_Your instructions_
Please transcribe the data that follows without the pictures, keeping every word the same.

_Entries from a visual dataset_
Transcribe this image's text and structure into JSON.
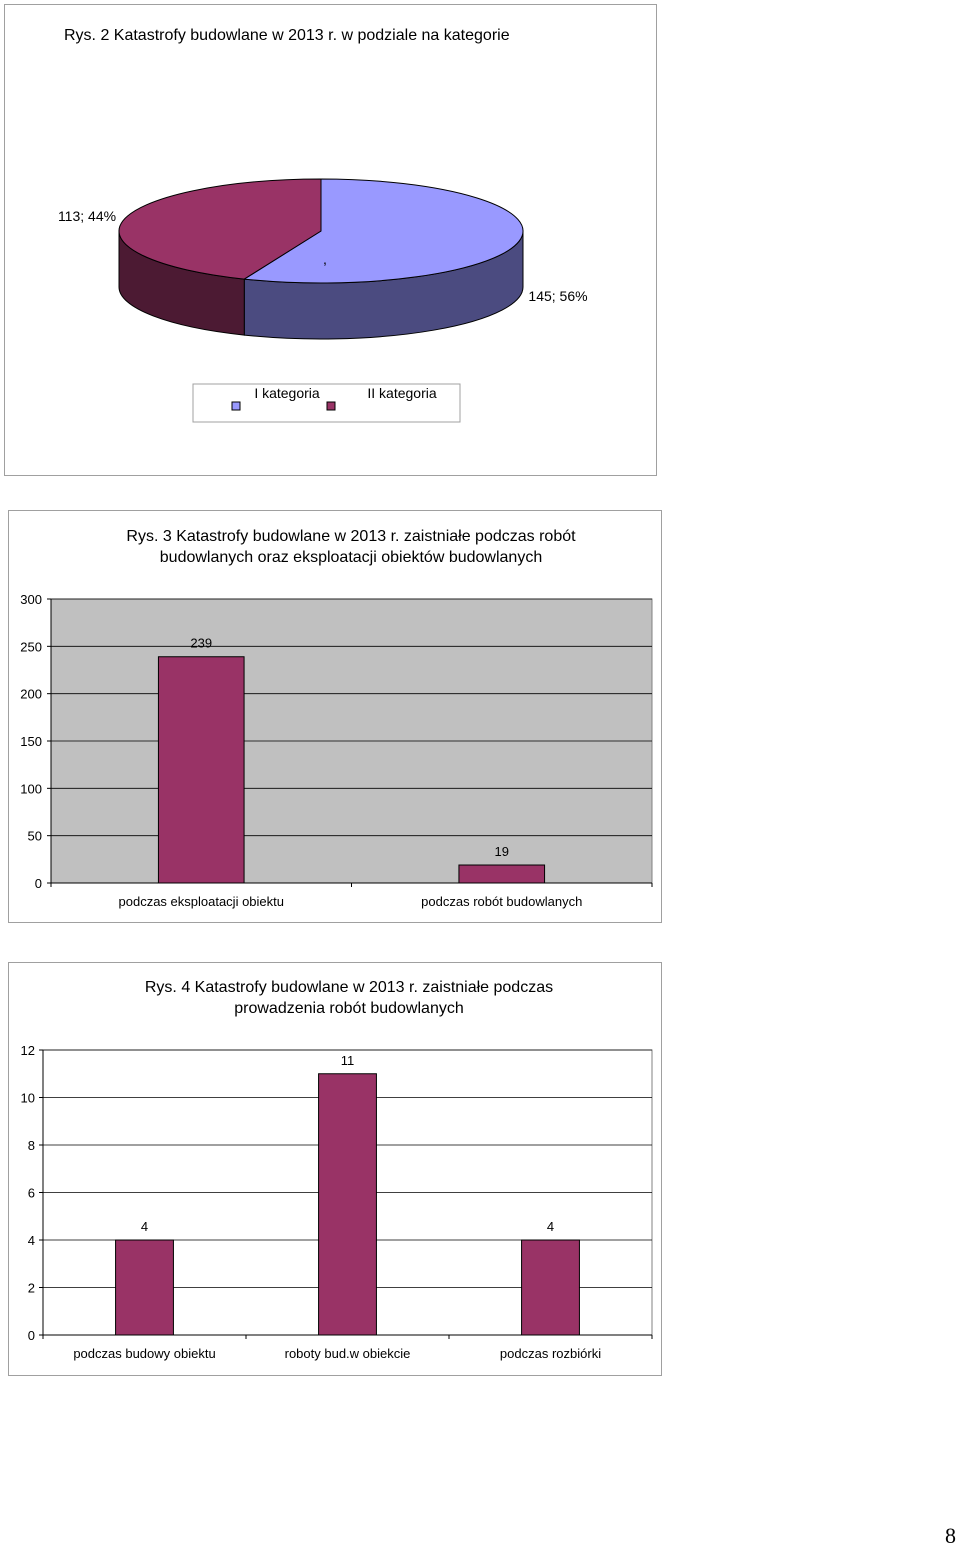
{
  "page": {
    "page_number": "8"
  },
  "colors": {
    "series_bar": "#993366",
    "pie_I": "#9999ff",
    "pie_I_side": "#4b4b80",
    "pie_II": "#993366",
    "pie_II_side": "#4c1a33",
    "plot_bg": "#c0c0c0",
    "grid": "#000000"
  },
  "chart_data": [
    {
      "type": "pie",
      "title": "Rys. 2 Katastrofy budowlane w 2013 r. w podziale na kategorie",
      "three_d": true,
      "slices": [
        {
          "name": "I kategoria",
          "value": 145,
          "percent": 56,
          "label": "145; 56%"
        },
        {
          "name": "II kategoria",
          "value": 113,
          "percent": 44,
          "label": "113; 44%"
        }
      ],
      "stray_label": ",",
      "legend": {
        "placement": "bottom",
        "entries": [
          "I kategoria",
          "II kategoria"
        ]
      }
    },
    {
      "type": "bar",
      "title_lines": [
        "Rys. 3  Katastrofy budowlane w 2013 r. zaistniałe podczas robót",
        "budowlanych oraz eksploatacji obiektów budowlanych"
      ],
      "categories": [
        "podczas eksploatacji obiektu",
        "podczas robót budowlanych"
      ],
      "values": [
        239,
        19
      ],
      "data_labels": [
        "239",
        "19"
      ],
      "ylim": [
        0,
        300
      ],
      "yticks": [
        "0",
        "50",
        "100",
        "150",
        "200",
        "250",
        "300"
      ],
      "grid": true,
      "plot_background": "gray"
    },
    {
      "type": "bar",
      "title_lines": [
        "Rys.  4   Katastrofy budowlane w 2013 r. zaistniałe podczas",
        "prowadzenia robót budowlanych"
      ],
      "categories": [
        "podczas budowy obiektu",
        "roboty bud.w obiekcie",
        "podczas rozbiórki"
      ],
      "values": [
        4,
        11,
        4
      ],
      "data_labels": [
        "4",
        "11",
        "4"
      ],
      "ylim": [
        0,
        12
      ],
      "yticks": [
        "0",
        "2",
        "4",
        "6",
        "8",
        "10",
        "12"
      ],
      "grid": true,
      "plot_background": "white"
    }
  ]
}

_Final result_
Transcribe this image's text and structure into JSON.
{
  "page": {
    "page_number": "8"
  },
  "colors": {
    "series_bar": "#993366",
    "pie_I": "#9999ff",
    "pie_I_side": "#4b4b80",
    "pie_II": "#993366",
    "pie_II_side": "#4c1a33",
    "plot_bg": "#c0c0c0",
    "grid": "#000000"
  },
  "chart_data": [
    {
      "type": "pie",
      "title": "Rys. 2 Katastrofy budowlane w 2013 r. w podziale na kategorie",
      "three_d": true,
      "slices": [
        {
          "name": "I kategoria",
          "value": 145,
          "percent": 56,
          "label": "145; 56%"
        },
        {
          "name": "II kategoria",
          "value": 113,
          "percent": 44,
          "label": "113; 44%"
        }
      ],
      "stray_label": ",",
      "legend": {
        "placement": "bottom",
        "entries": [
          "I kategoria",
          "II kategoria"
        ]
      }
    },
    {
      "type": "bar",
      "title_lines": [
        "Rys. 3  Katastrofy budowlane w 2013 r. zaistniałe podczas robót",
        "budowlanych oraz eksploatacji obiektów budowlanych"
      ],
      "categories": [
        "podczas eksploatacji obiektu",
        "podczas robót budowlanych"
      ],
      "values": [
        239,
        19
      ],
      "data_labels": [
        "239",
        "19"
      ],
      "ylim": [
        0,
        300
      ],
      "yticks": [
        "0",
        "50",
        "100",
        "150",
        "200",
        "250",
        "300"
      ],
      "grid": true,
      "plot_background": "gray"
    },
    {
      "type": "bar",
      "title_lines": [
        "Rys.  4   Katastrofy budowlane w 2013 r. zaistniałe podczas",
        "prowadzenia robót budowlanych"
      ],
      "categories": [
        "podczas budowy obiektu",
        "roboty bud.w obiekcie",
        "podczas rozbiórki"
      ],
      "values": [
        4,
        11,
        4
      ],
      "data_labels": [
        "4",
        "11",
        "4"
      ],
      "ylim": [
        0,
        12
      ],
      "yticks": [
        "0",
        "2",
        "4",
        "6",
        "8",
        "10",
        "12"
      ],
      "grid": true,
      "plot_background": "white"
    }
  ]
}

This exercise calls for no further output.